Birder als Beruf

Der Datenmillionär

Eine Schafstelze bildete den Grundstock von Christopher Königs Datenvermögen. Gerade rechtzeitig zum Frühjahr 2007 realisierte der Student seine seit langem entwickelte Idee, Sichtungen von Vogelbeobachtern in seiner Heimat über das Internet zusammenzuführen. Sah in Ostwestfalen zuvor ein Hobby-Ornithologe eine seltene Art, startete eine Telefon- oder E-Mail-Kette. Das musste einfacher gehen, dachte sich Christopher König, fuchste sich in die Webseitengestaltung rein und entwickelte eine Homepage für Vogelbeobachtungen.

DATENSÄTZE:

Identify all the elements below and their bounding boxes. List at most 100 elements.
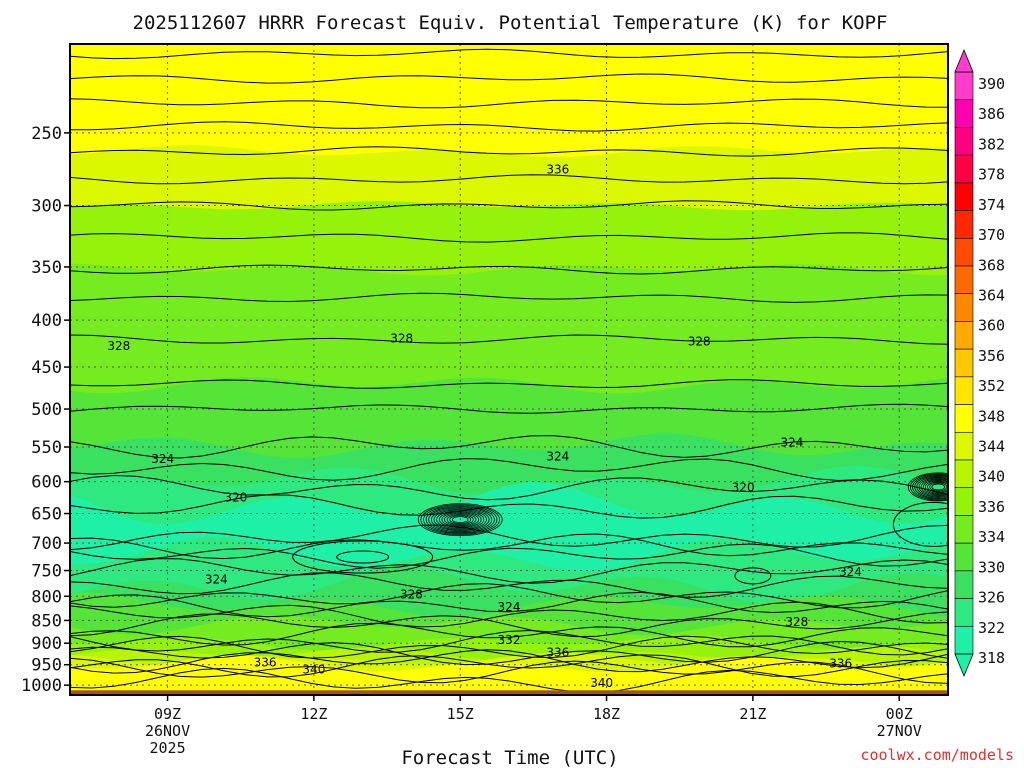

---

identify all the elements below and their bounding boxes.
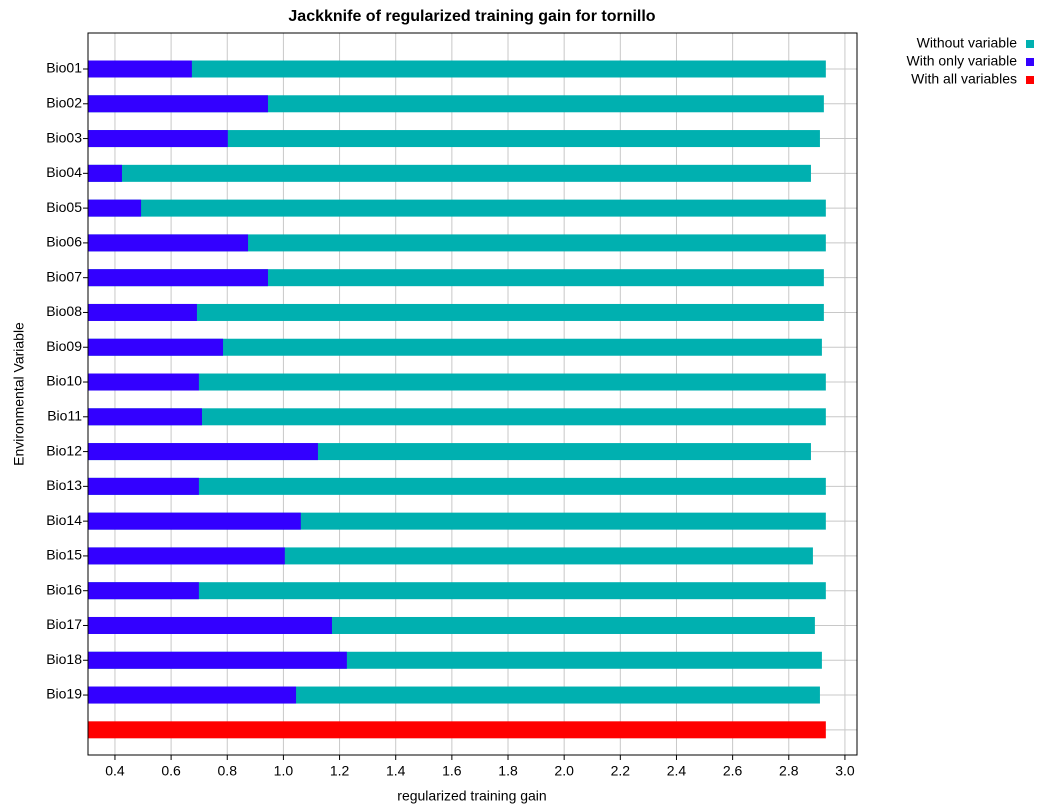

ARBEITSAUFTRÄGE:
(A) Beantworte zum Textauszug über Christopher König kurz diese Fragen:
(i) Welcher Vogel bildete den Grundstock seines Datenvermögens?
(ii) Wann setzte er seine Idee um?
(iii) Was lief früher in Ostwestfalen an, wenn ein Hobby-Ornithologe eine seltene Art sah?
(B) Gib aus dem Textauszug über Christopher König den Abschnitt zwischen „Eine Schafstelze bildete“ und „Homepage für Vogelbeobachtungen.“ aus, beide eingeschlossen.

LÖSUNGEN:
(A)
(i) Eine Schafstelze.
(ii) Gerade rechtzeitig zum Frühjahr 2007.
(iii) Eine Telefon- oder E-Mail-Kette.

(B)
Eine Schafstelze bildete den Grundstock von Christopher Königs Datenvermögen. Gerade rechtzeitig zum Frühjahr 2007 realisierte der Student seine seit langem entwickelte Idee, Sichtungen von Vogelbeobachtern in seiner Heimat über das Internet zusammenzuführen. Sah in Ostwestfalen zuvor ein Hobby-Ornithologe eine seltene Art, startete eine Telefon- oder E-Mail-Kette. Das musste einfacher gehen, dachte sich Christopher König, fuchste sich in die Webseitengestaltung rein und entwickelte eine Homepage für Vogelbeobachtungen.